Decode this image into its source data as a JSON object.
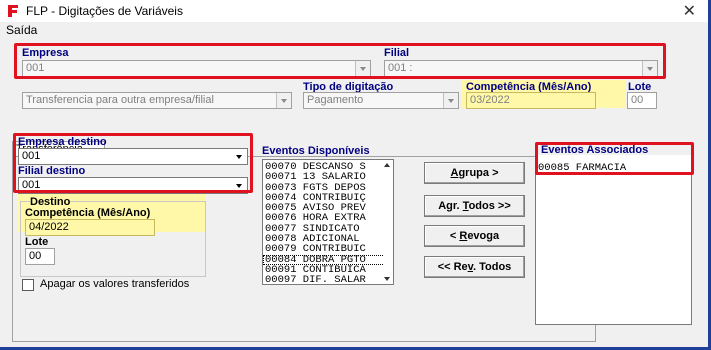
{
  "window": {
    "title": "FLP - Digitações de Variáveis",
    "close_glyph": "✕"
  },
  "menu": {
    "items": [
      "Saída"
    ]
  },
  "empresa": {
    "label": "Empresa",
    "value": "001"
  },
  "filial": {
    "label": "Filial",
    "value": "001 :"
  },
  "operacao": {
    "value": "Transferencia para outra empresa/filial"
  },
  "tipo_digitacao": {
    "label": "Tipo de digitação",
    "value": "Pagamento"
  },
  "competencia": {
    "label": "Competência (Mês/Ano)",
    "value": "03/2022"
  },
  "lote": {
    "label": "Lote",
    "value": "00"
  },
  "tab": {
    "label": "Transferência"
  },
  "empresa_destino": {
    "label": "Empresa destino",
    "value": "001"
  },
  "filial_destino": {
    "label": "Filial destino",
    "value": "001"
  },
  "destino": {
    "group_label": "Destino",
    "competencia_label": "Competência (Mês/Ano)",
    "competencia_value": "04/2022",
    "lote_label": "Lote",
    "lote_value": "00"
  },
  "apagar": {
    "label": "Apagar os valores transferidos",
    "checked": false
  },
  "eventos_disponiveis": {
    "label": "Eventos Disponíveis",
    "items": [
      "00070 DESCANSO S",
      "00071 13 SALARIO",
      "00073 FGTS DEPOS",
      "00074 CONTRIBUIÇ",
      "00075 AVISO PREV",
      "00076 HORA EXTRA",
      "00077 SINDICATO",
      "00078 ADICIONAL",
      "00079 CONTRIBUIC",
      "00084 DOBRA PGTO",
      "00091 CONTIBUICA",
      "00097 DIF. SALAR"
    ],
    "selected_index": 9
  },
  "buttons": {
    "agrupa": {
      "pre": "",
      "key": "A",
      "post": "grupa >"
    },
    "agrupa_todos": {
      "pre": "Agr. ",
      "key": "T",
      "post": "odos >>"
    },
    "revoga": {
      "pre": "< ",
      "key": "R",
      "post": "evoga"
    },
    "revoga_todos": {
      "pre": "<< Re",
      "key": "v",
      "post": ". Todos"
    }
  },
  "eventos_associados": {
    "label": "Eventos Associados",
    "items": [
      "00085 FARMACIA"
    ]
  },
  "colors": {
    "title_accent": "#e0121f",
    "label_blue": "#000080",
    "highlight": "#fff8a8",
    "frame_blue": "#1f3f99"
  }
}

» **Task objective**
Output the data exactly. Pictures don't belong in the result.

» **Correct result**
Decode this image into its source data as a JSON object.
{
  "window": {
    "title": "FLP - Digitações de Variáveis",
    "close_glyph": "✕"
  },
  "menu": {
    "items": [
      "Saída"
    ]
  },
  "empresa": {
    "label": "Empresa",
    "value": "001"
  },
  "filial": {
    "label": "Filial",
    "value": "001 :"
  },
  "operacao": {
    "value": "Transferencia para outra empresa/filial"
  },
  "tipo_digitacao": {
    "label": "Tipo de digitação",
    "value": "Pagamento"
  },
  "competencia": {
    "label": "Competência (Mês/Ano)",
    "value": "03/2022"
  },
  "lote": {
    "label": "Lote",
    "value": "00"
  },
  "tab": {
    "label": "Transferência"
  },
  "empresa_destino": {
    "label": "Empresa destino",
    "value": "001"
  },
  "filial_destino": {
    "label": "Filial destino",
    "value": "001"
  },
  "destino": {
    "group_label": "Destino",
    "competencia_label": "Competência (Mês/Ano)",
    "competencia_value": "04/2022",
    "lote_label": "Lote",
    "lote_value": "00"
  },
  "apagar": {
    "label": "Apagar os valores transferidos",
    "checked": false
  },
  "eventos_disponiveis": {
    "label": "Eventos Disponíveis",
    "items": [
      "00070 DESCANSO S",
      "00071 13 SALARIO",
      "00073 FGTS DEPOS",
      "00074 CONTRIBUIÇ",
      "00075 AVISO PREV",
      "00076 HORA EXTRA",
      "00077 SINDICATO",
      "00078 ADICIONAL",
      "00079 CONTRIBUIC",
      "00084 DOBRA PGTO",
      "00091 CONTIBUICA",
      "00097 DIF. SALAR"
    ],
    "selected_index": 9
  },
  "buttons": {
    "agrupa": {
      "pre": "",
      "key": "A",
      "post": "grupa >"
    },
    "agrupa_todos": {
      "pre": "Agr. ",
      "key": "T",
      "post": "odos >>"
    },
    "revoga": {
      "pre": "< ",
      "key": "R",
      "post": "evoga"
    },
    "revoga_todos": {
      "pre": "<< Re",
      "key": "v",
      "post": ". Todos"
    }
  },
  "eventos_associados": {
    "label": "Eventos Associados",
    "items": [
      "00085 FARMACIA"
    ]
  },
  "colors": {
    "title_accent": "#e0121f",
    "label_blue": "#000080",
    "highlight": "#fff8a8",
    "frame_blue": "#1f3f99"
  }
}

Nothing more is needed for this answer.